╭─ SUPPLIED MATERIAL
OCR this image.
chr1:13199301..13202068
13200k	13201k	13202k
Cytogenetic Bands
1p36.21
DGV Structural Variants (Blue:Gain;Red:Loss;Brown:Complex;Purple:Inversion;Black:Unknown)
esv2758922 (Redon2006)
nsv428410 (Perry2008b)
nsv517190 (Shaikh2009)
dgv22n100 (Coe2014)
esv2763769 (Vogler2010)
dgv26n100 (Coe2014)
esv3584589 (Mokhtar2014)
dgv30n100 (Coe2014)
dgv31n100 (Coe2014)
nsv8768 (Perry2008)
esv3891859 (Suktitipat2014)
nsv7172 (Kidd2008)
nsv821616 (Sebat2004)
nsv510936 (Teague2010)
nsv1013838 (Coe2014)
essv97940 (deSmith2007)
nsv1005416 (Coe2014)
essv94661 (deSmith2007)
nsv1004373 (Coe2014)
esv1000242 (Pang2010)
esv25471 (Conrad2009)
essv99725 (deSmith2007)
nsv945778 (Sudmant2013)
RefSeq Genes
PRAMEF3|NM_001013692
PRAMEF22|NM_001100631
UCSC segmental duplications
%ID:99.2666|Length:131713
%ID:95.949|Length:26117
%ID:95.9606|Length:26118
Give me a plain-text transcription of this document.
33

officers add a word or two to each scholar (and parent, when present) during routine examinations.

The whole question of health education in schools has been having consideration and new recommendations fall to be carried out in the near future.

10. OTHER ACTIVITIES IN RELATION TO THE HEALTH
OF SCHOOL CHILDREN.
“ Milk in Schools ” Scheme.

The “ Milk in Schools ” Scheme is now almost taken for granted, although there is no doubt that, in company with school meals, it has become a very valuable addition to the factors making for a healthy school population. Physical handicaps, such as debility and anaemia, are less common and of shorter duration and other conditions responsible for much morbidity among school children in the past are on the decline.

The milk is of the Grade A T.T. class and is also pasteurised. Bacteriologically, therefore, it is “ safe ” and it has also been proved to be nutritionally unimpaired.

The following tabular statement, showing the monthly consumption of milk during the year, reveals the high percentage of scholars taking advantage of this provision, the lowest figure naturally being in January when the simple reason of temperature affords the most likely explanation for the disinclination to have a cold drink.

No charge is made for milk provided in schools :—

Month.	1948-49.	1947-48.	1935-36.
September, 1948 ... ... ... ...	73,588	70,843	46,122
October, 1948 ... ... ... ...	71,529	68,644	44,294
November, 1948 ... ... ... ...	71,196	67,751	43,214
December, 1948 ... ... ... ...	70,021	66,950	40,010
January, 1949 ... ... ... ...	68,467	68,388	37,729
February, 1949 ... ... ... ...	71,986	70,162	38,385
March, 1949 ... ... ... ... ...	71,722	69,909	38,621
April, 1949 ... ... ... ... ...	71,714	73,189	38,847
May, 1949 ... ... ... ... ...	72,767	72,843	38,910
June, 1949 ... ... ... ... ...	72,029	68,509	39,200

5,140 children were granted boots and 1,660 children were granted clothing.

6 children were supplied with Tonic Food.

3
╰─
• [ASSIGNMENT]
Once each line with "Length" in the entries is counted, state the total and nothing else.

• [ANSWER SPACE]
3